* _Figure content listings_
= = =

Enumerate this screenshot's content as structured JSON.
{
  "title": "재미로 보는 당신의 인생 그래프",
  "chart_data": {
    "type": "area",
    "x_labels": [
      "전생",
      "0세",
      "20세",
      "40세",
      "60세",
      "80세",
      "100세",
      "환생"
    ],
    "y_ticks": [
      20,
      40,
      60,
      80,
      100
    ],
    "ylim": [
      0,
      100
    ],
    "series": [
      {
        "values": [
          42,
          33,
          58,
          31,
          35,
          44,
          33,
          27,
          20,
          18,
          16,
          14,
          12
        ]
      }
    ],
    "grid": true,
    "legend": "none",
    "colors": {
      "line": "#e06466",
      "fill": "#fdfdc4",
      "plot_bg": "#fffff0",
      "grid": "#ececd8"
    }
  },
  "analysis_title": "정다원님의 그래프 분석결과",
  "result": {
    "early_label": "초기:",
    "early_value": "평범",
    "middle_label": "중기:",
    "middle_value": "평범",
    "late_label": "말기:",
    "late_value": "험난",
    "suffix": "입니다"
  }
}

= = =

* _Task to complete_
Copy the entries above exactly, leaving none out.

* _Response to the exercise_
Enumerate this screenshot's content as structured JSON.
{
  "title": "재미로 보는 당신의 인생 그래프",
  "chart_data": {
    "type": "area",
    "x_labels": [
      "전생",
      "0세",
      "20세",
      "40세",
      "60세",
      "80세",
      "100세",
      "환생"
    ],
    "y_ticks": [
      20,
      40,
      60,
      80,
      100
    ],
    "ylim": [
      0,
      100
    ],
    "series": [
      {
        "values": [
          42,
          33,
          58,
          31,
          35,
          44,
          33,
          27,
          20,
          18,
          16,
          14,
          12
        ]
      }
    ],
    "grid": true,
    "legend": "none",
    "colors": {
      "line": "#e06466",
      "fill": "#fdfdc4",
      "plot_bg": "#fffff0",
      "grid": "#ececd8"
    }
  },
  "analysis_title": "정다원님의 그래프 분석결과",
  "result": {
    "early_label": "초기:",
    "early_value": "평범",
    "middle_label": "중기:",
    "middle_value": "평범",
    "late_label": "말기:",
    "late_value": "험난",
    "suffix": "입니다"
  }
}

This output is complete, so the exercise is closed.